WHAT THE EXERCISE ASKS
Drop all images and give the records again exactly.

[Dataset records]

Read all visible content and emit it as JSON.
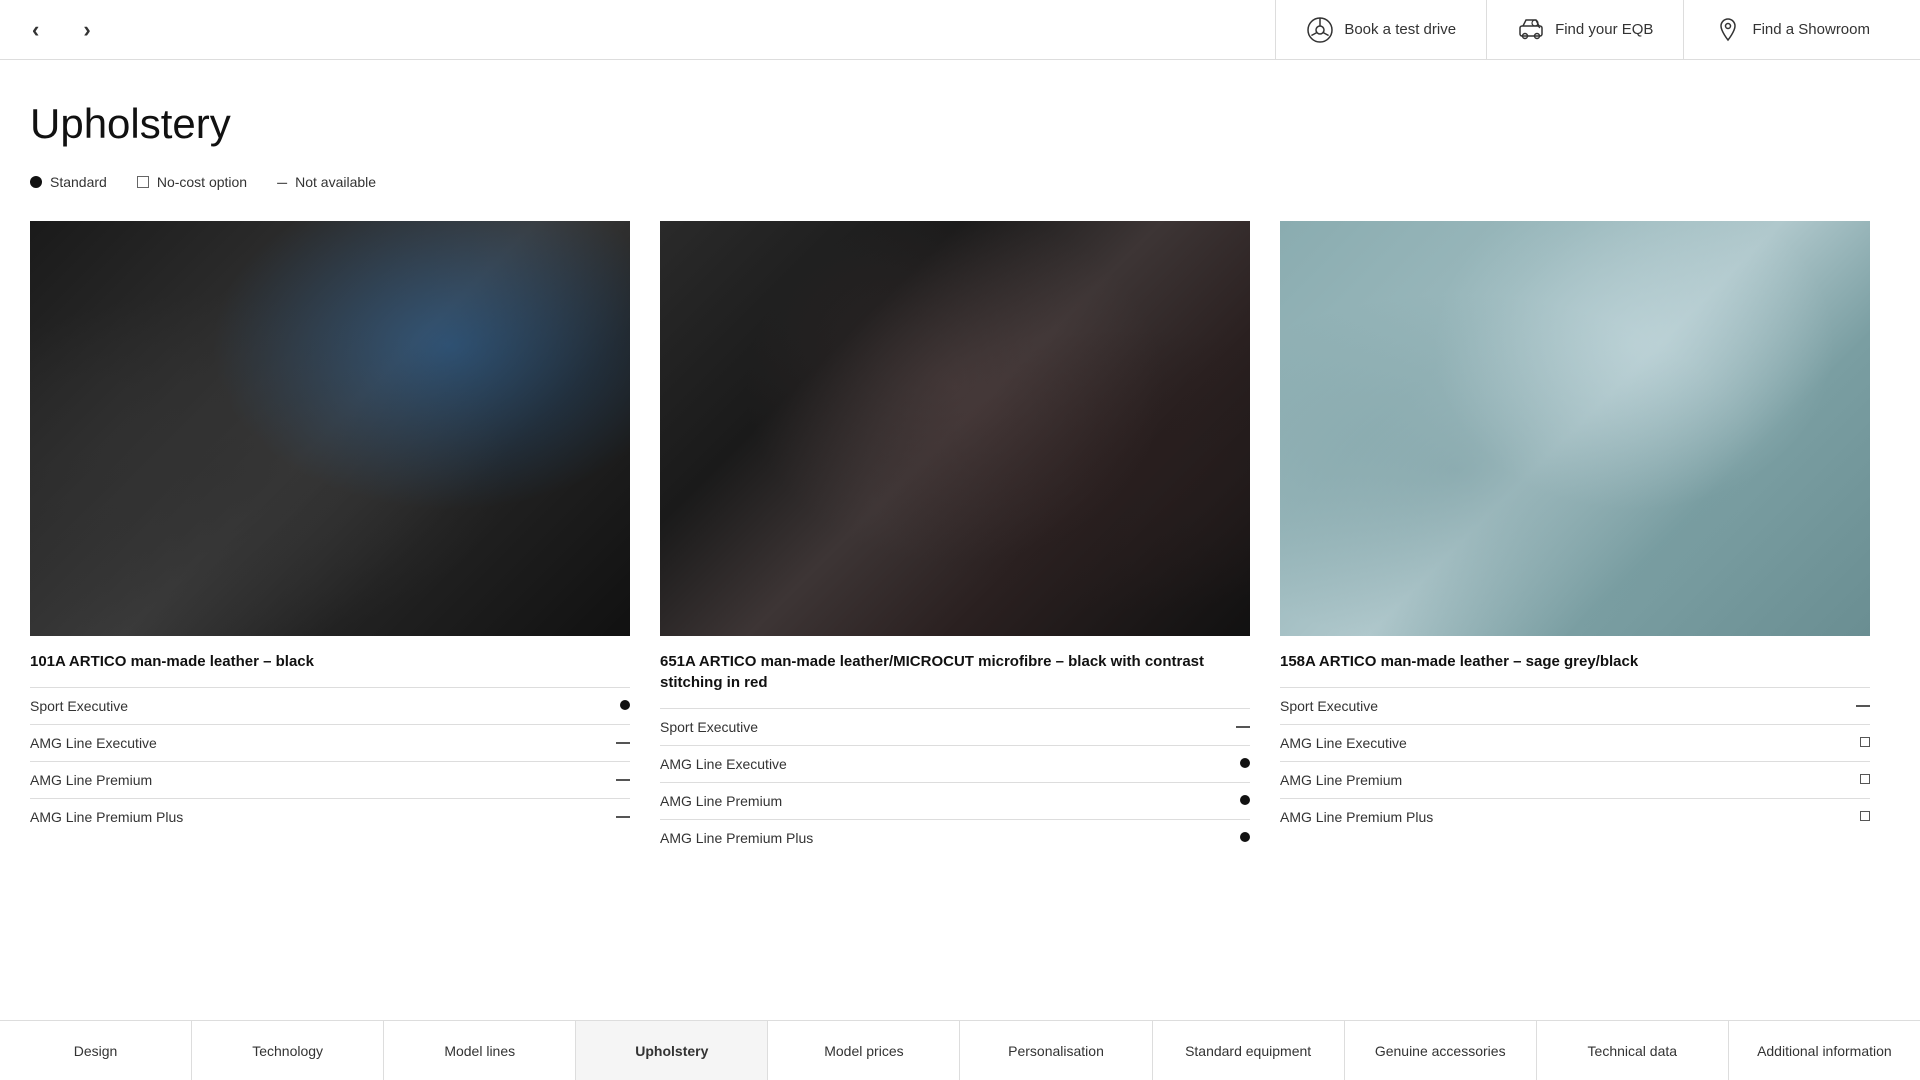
{
  "header": {
    "prev_arrow": "‹",
    "next_arrow": "›",
    "book_test_drive": "Book a test drive",
    "find_eqb": "Find your EQB",
    "find_showroom": "Find a Showroom"
  },
  "page": {
    "title": "Upholstery"
  },
  "legend": {
    "standard_label": "Standard",
    "no_cost_label": "No-cost option",
    "not_available_label": "Not available"
  },
  "cards": [
    {
      "id": "card-1",
      "image_type": "car-img-1",
      "title": "101A  ARTICO man-made leather – black",
      "specs": [
        {
          "label": "Sport Executive",
          "value": "dot"
        },
        {
          "label": "AMG Line Executive",
          "value": "dash"
        },
        {
          "label": "AMG Line Premium",
          "value": "dash"
        },
        {
          "label": "AMG Line Premium Plus",
          "value": "dash"
        }
      ]
    },
    {
      "id": "card-2",
      "image_type": "car-img-2",
      "title": "651A  ARTICO man-made leather/MICROCUT microfibre – black with contrast stitching in red",
      "specs": [
        {
          "label": "Sport Executive",
          "value": "dash"
        },
        {
          "label": "AMG Line Executive",
          "value": "dot"
        },
        {
          "label": "AMG Line Premium",
          "value": "dot"
        },
        {
          "label": "AMG Line Premium Plus",
          "value": "dot"
        }
      ]
    },
    {
      "id": "card-3",
      "image_type": "car-img-3",
      "title": "158A  ARTICO man-made leather – sage grey/black",
      "specs": [
        {
          "label": "Sport Executive",
          "value": "dash"
        },
        {
          "label": "AMG Line Executive",
          "value": "square"
        },
        {
          "label": "AMG Line Premium",
          "value": "square"
        },
        {
          "label": "AMG Line Premium Plus",
          "value": "square"
        }
      ]
    }
  ],
  "bottom_nav": [
    {
      "label": "Design",
      "active": false
    },
    {
      "label": "Technology",
      "active": false
    },
    {
      "label": "Model lines",
      "active": false
    },
    {
      "label": "Upholstery",
      "active": true
    },
    {
      "label": "Model prices",
      "active": false
    },
    {
      "label": "Personalisation",
      "active": false
    },
    {
      "label": "Standard equipment",
      "active": false
    },
    {
      "label": "Genuine accessories",
      "active": false
    },
    {
      "label": "Technical data",
      "active": false
    },
    {
      "label": "Additional information",
      "active": false
    }
  ]
}
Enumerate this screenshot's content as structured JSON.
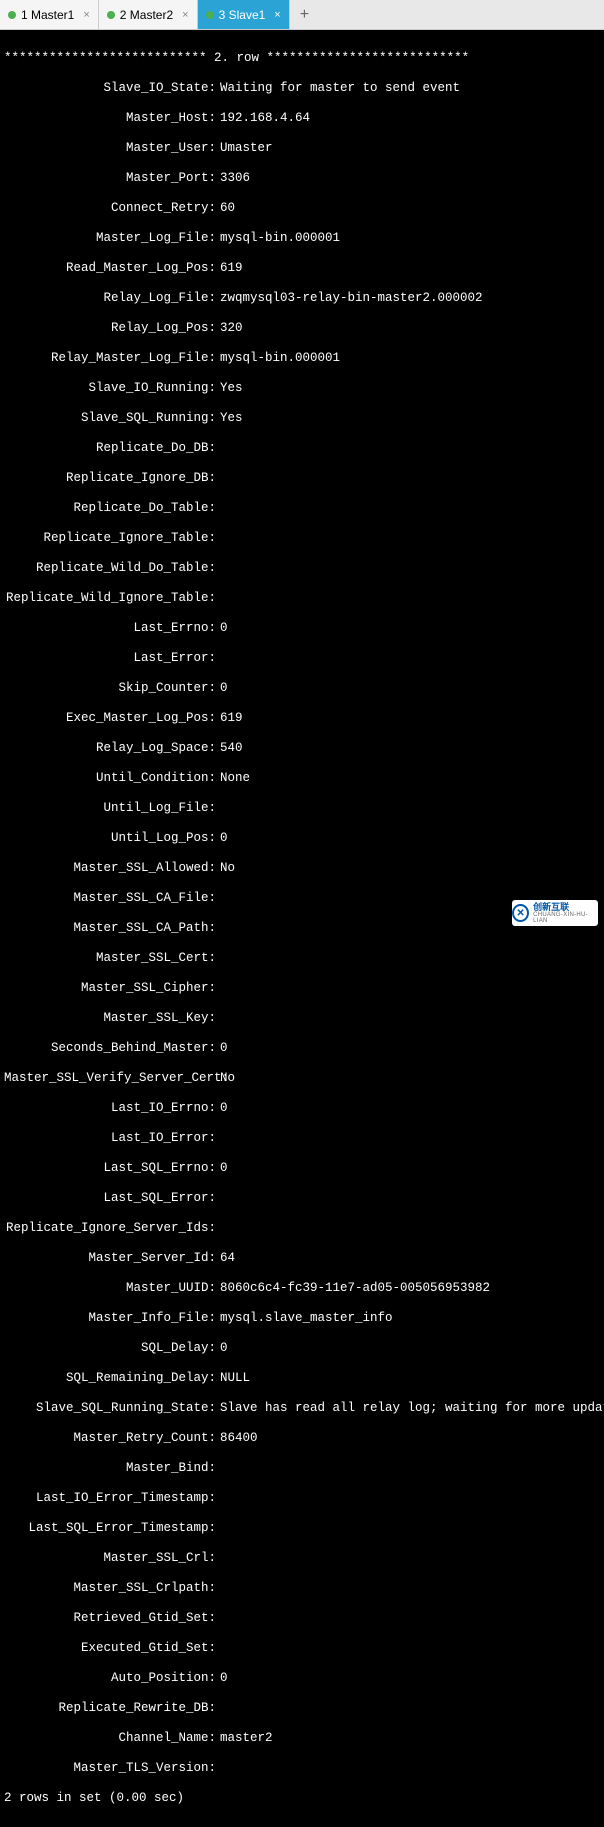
{
  "tabs": [
    {
      "label": "1 Master1"
    },
    {
      "label": "2 Master2"
    },
    {
      "label": "3 Slave1"
    }
  ],
  "tab_add": "+",
  "tab_close": "×",
  "row_header": "*************************** 2. row ***************************",
  "status": {
    "Slave_IO_State": "Waiting for master to send event",
    "Master_Host": "192.168.4.64",
    "Master_User": "Umaster",
    "Master_Port": "3306",
    "Connect_Retry": "60",
    "Master_Log_File": "mysql-bin.000001",
    "Read_Master_Log_Pos": "619",
    "Relay_Log_File": "zwqmysql03-relay-bin-master2.000002",
    "Relay_Log_Pos": "320",
    "Relay_Master_Log_File": "mysql-bin.000001",
    "Slave_IO_Running": "Yes",
    "Slave_SQL_Running": "Yes",
    "Replicate_Do_DB": "",
    "Replicate_Ignore_DB": "",
    "Replicate_Do_Table": "",
    "Replicate_Ignore_Table": "",
    "Replicate_Wild_Do_Table": "",
    "Replicate_Wild_Ignore_Table": "",
    "Last_Errno": "0",
    "Last_Error": "",
    "Skip_Counter": "0",
    "Exec_Master_Log_Pos": "619",
    "Relay_Log_Space": "540",
    "Until_Condition": "None",
    "Until_Log_File": "",
    "Until_Log_Pos": "0",
    "Master_SSL_Allowed": "No",
    "Master_SSL_CA_File": "",
    "Master_SSL_CA_Path": "",
    "Master_SSL_Cert": "",
    "Master_SSL_Cipher": "",
    "Master_SSL_Key": "",
    "Seconds_Behind_Master": "0",
    "Master_SSL_Verify_Server_Cert": "No",
    "Last_IO_Errno": "0",
    "Last_IO_Error": "",
    "Last_SQL_Errno": "0",
    "Last_SQL_Error": "",
    "Replicate_Ignore_Server_Ids": "",
    "Master_Server_Id": "64",
    "Master_UUID": "8060c6c4-fc39-11e7-ad05-005056953982",
    "Master_Info_File": "mysql.slave_master_info",
    "SQL_Delay": "0",
    "SQL_Remaining_Delay": "NULL",
    "Slave_SQL_Running_State": "Slave has read all relay log; waiting for more updates",
    "Master_Retry_Count": "86400",
    "Master_Bind": "",
    "Last_IO_Error_Timestamp": "",
    "Last_SQL_Error_Timestamp": "",
    "Master_SSL_Crl": "",
    "Master_SSL_Crlpath": "",
    "Retrieved_Gtid_Set": "",
    "Executed_Gtid_Set": "",
    "Auto_Position": "0",
    "Replicate_Rewrite_DB": "",
    "Channel_Name": "master2",
    "Master_TLS_Version": ""
  },
  "footer": "2 rows in set (0.00 sec)",
  "watermark": {
    "brand": "创新互联",
    "sub": "CHUANG-XIN-HU-LIAN"
  }
}
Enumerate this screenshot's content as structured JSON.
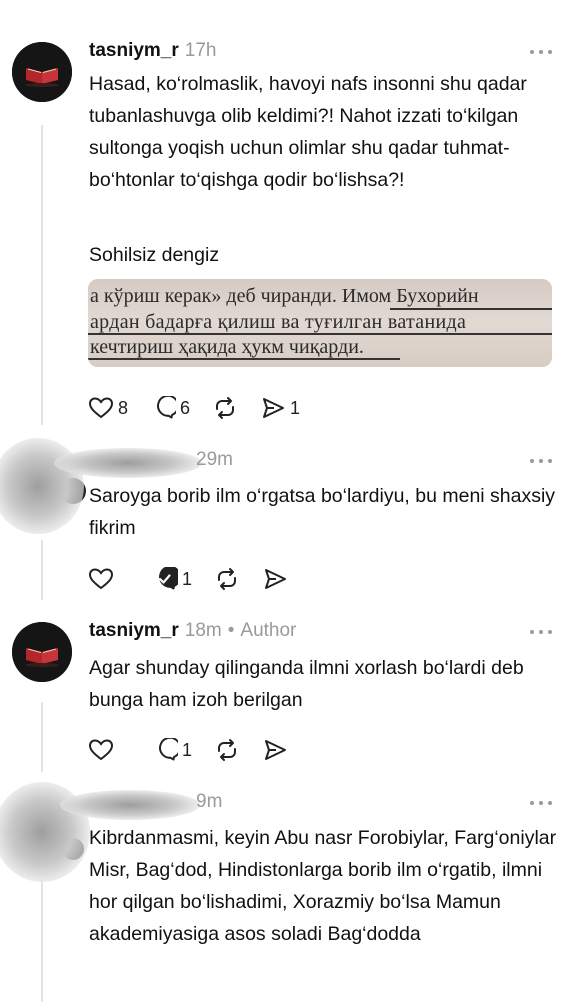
{
  "posts": [
    {
      "username": "tasniym_r",
      "time": "17h",
      "text": "Hasad, ko‘rolmaslik, havoyi nafs insonni shu qadar tubanlashuvga olib keldimi?! Nahot izzati to‘kilgan sultonga yoqish uchun olimlar shu qadar tuhmat-bo‘htonlar to‘qishga qodir bo‘lishsa?!",
      "caption": "Sohilsiz dengiz",
      "media_lines": [
        "а кўриш керак» деб чиранди. Имом Бухорийн",
        "ардан бадарға қилиш ва туғилган ватанида",
        "кечтириш ҳақида ҳукм чиқарди."
      ],
      "likes": "8",
      "replies": "6",
      "shares": "1"
    },
    {
      "time": "29m",
      "text": "Saroyga borib ilm o‘rgatsa bo‘lardiyu, bu meni shaxsiy fikrim",
      "replies": "1"
    },
    {
      "username": "tasniym_r",
      "time": "18m",
      "author_label": "Author",
      "text": "Agar shunday qilinganda ilmni xorlash bo‘lardi deb bunga ham izoh berilgan",
      "replies": "1"
    },
    {
      "time": "9m",
      "text": "Kibrdanmasmi,  keyin Abu nasr Forobiylar, Farg‘oniylar Misr, Bag‘dod, Hindistonlarga borib ilm o‘rgatib, ilmni hor qilgan bo‘lishadimi, Xorazmiy bo‘lsa Mamun akademiyasiga asos soladi Bag‘dodda"
    }
  ]
}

COMPLETE OUTPUT
Read all visible content and emit it as JSON.
{
  "header": {
    "prev_arrow": "‹",
    "next_arrow": "›",
    "book_test_drive": "Book a test drive",
    "find_eqb": "Find your EQB",
    "find_showroom": "Find a Showroom"
  },
  "page": {
    "title": "Upholstery"
  },
  "legend": {
    "standard_label": "Standard",
    "no_cost_label": "No-cost option",
    "not_available_label": "Not available"
  },
  "cards": [
    {
      "id": "card-1",
      "image_type": "car-img-1",
      "title": "101A  ARTICO man-made leather – black",
      "specs": [
        {
          "label": "Sport Executive",
          "value": "dot"
        },
        {
          "label": "AMG Line Executive",
          "value": "dash"
        },
        {
          "label": "AMG Line Premium",
          "value": "dash"
        },
        {
          "label": "AMG Line Premium Plus",
          "value": "dash"
        }
      ]
    },
    {
      "id": "card-2",
      "image_type": "car-img-2",
      "title": "651A  ARTICO man-made leather/MICROCUT microfibre – black with contrast stitching in red",
      "specs": [
        {
          "label": "Sport Executive",
          "value": "dash"
        },
        {
          "label": "AMG Line Executive",
          "value": "dot"
        },
        {
          "label": "AMG Line Premium",
          "value": "dot"
        },
        {
          "label": "AMG Line Premium Plus",
          "value": "dot"
        }
      ]
    },
    {
      "id": "card-3",
      "image_type": "car-img-3",
      "title": "158A  ARTICO man-made leather – sage grey/black",
      "specs": [
        {
          "label": "Sport Executive",
          "value": "dash"
        },
        {
          "label": "AMG Line Executive",
          "value": "square"
        },
        {
          "label": "AMG Line Premium",
          "value": "square"
        },
        {
          "label": "AMG Line Premium Plus",
          "value": "square"
        }
      ]
    }
  ],
  "bottom_nav": [
    {
      "label": "Design",
      "active": false
    },
    {
      "label": "Technology",
      "active": false
    },
    {
      "label": "Model lines",
      "active": false
    },
    {
      "label": "Upholstery",
      "active": true
    },
    {
      "label": "Model prices",
      "active": false
    },
    {
      "label": "Personalisation",
      "active": false
    },
    {
      "label": "Standard equipment",
      "active": false
    },
    {
      "label": "Genuine accessories",
      "active": false
    },
    {
      "label": "Technical data",
      "active": false
    },
    {
      "label": "Additional information",
      "active": false
    }
  ]
}
Enumerate this screenshot's content as structured JSON.
{
  "tabs": [
    {
      "label": "1 Master1"
    },
    {
      "label": "2 Master2"
    },
    {
      "label": "3 Slave1"
    }
  ],
  "tab_add": "+",
  "tab_close": "×",
  "row_header": "*************************** 2. row ***************************",
  "status": {
    "Slave_IO_State": "Waiting for master to send event",
    "Master_Host": "192.168.4.64",
    "Master_User": "Umaster",
    "Master_Port": "3306",
    "Connect_Retry": "60",
    "Master_Log_File": "mysql-bin.000001",
    "Read_Master_Log_Pos": "619",
    "Relay_Log_File": "zwqmysql03-relay-bin-master2.000002",
    "Relay_Log_Pos": "320",
    "Relay_Master_Log_File": "mysql-bin.000001",
    "Slave_IO_Running": "Yes",
    "Slave_SQL_Running": "Yes",
    "Replicate_Do_DB": "",
    "Replicate_Ignore_DB": "",
    "Replicate_Do_Table": "",
    "Replicate_Ignore_Table": "",
    "Replicate_Wild_Do_Table": "",
    "Replicate_Wild_Ignore_Table": "",
    "Last_Errno": "0",
    "Last_Error": "",
    "Skip_Counter": "0",
    "Exec_Master_Log_Pos": "619",
    "Relay_Log_Space": "540",
    "Until_Condition": "None",
    "Until_Log_File": "",
    "Until_Log_Pos": "0",
    "Master_SSL_Allowed": "No",
    "Master_SSL_CA_File": "",
    "Master_SSL_CA_Path": "",
    "Master_SSL_Cert": "",
    "Master_SSL_Cipher": "",
    "Master_SSL_Key": "",
    "Seconds_Behind_Master": "0",
    "Master_SSL_Verify_Server_Cert": "No",
    "Last_IO_Errno": "0",
    "Last_IO_Error": "",
    "Last_SQL_Errno": "0",
    "Last_SQL_Error": "",
    "Replicate_Ignore_Server_Ids": "",
    "Master_Server_Id": "64",
    "Master_UUID": "8060c6c4-fc39-11e7-ad05-005056953982",
    "Master_Info_File": "mysql.slave_master_info",
    "SQL_Delay": "0",
    "SQL_Remaining_Delay": "NULL",
    "Slave_SQL_Running_State": "Slave has read all relay log; waiting for more updates",
    "Master_Retry_Count": "86400",
    "Master_Bind": "",
    "Last_IO_Error_Timestamp": "",
    "Last_SQL_Error_Timestamp": "",
    "Master_SSL_Crl": "",
    "Master_SSL_Crlpath": "",
    "Retrieved_Gtid_Set": "",
    "Executed_Gtid_Set": "",
    "Auto_Position": "0",
    "Replicate_Rewrite_DB": "",
    "Channel_Name": "master2",
    "Master_TLS_Version": ""
  },
  "footer": "2 rows in set (0.00 sec)",
  "watermark": {
    "brand": "创新互联",
    "sub": "CHUANG-XIN-HU-LIAN"
  }
}
Enumerate this screenshot's content as structured JSON.
{
  "posts": [
    {
      "username": "tasniym_r",
      "time": "17h",
      "text": "Hasad, ko‘rolmaslik, havoyi nafs insonni shu qadar tubanlashuvga olib keldimi?! Nahot izzati to‘kilgan sultonga yoqish uchun olimlar shu qadar tuhmat-bo‘htonlar to‘qishga qodir bo‘lishsa?!",
      "caption": "Sohilsiz dengiz",
      "media_lines": [
        "а кўриш керак» деб чиранди. Имом Бухорийн",
        "ардан бадарға қилиш ва туғилган ватанида",
        "кечтириш ҳақида ҳукм чиқарди."
      ],
      "likes": "8",
      "replies": "6",
      "shares": "1"
    },
    {
      "time": "29m",
      "text": "Saroyga borib ilm o‘rgatsa bo‘lardiyu, bu meni shaxsiy fikrim",
      "replies": "1"
    },
    {
      "username": "tasniym_r",
      "time": "18m",
      "author_label": "Author",
      "text": "Agar shunday qilinganda ilmni xorlash bo‘lardi deb bunga ham izoh berilgan",
      "replies": "1"
    },
    {
      "time": "9m",
      "text": "Kibrdanmasmi,  keyin Abu nasr Forobiylar, Farg‘oniylar Misr, Bag‘dod, Hindistonlarga borib ilm o‘rgatib, ilmni hor qilgan bo‘lishadimi, Xorazmiy bo‘lsa Mamun akademiyasiga asos soladi Bag‘dodda"
    }
  ]
}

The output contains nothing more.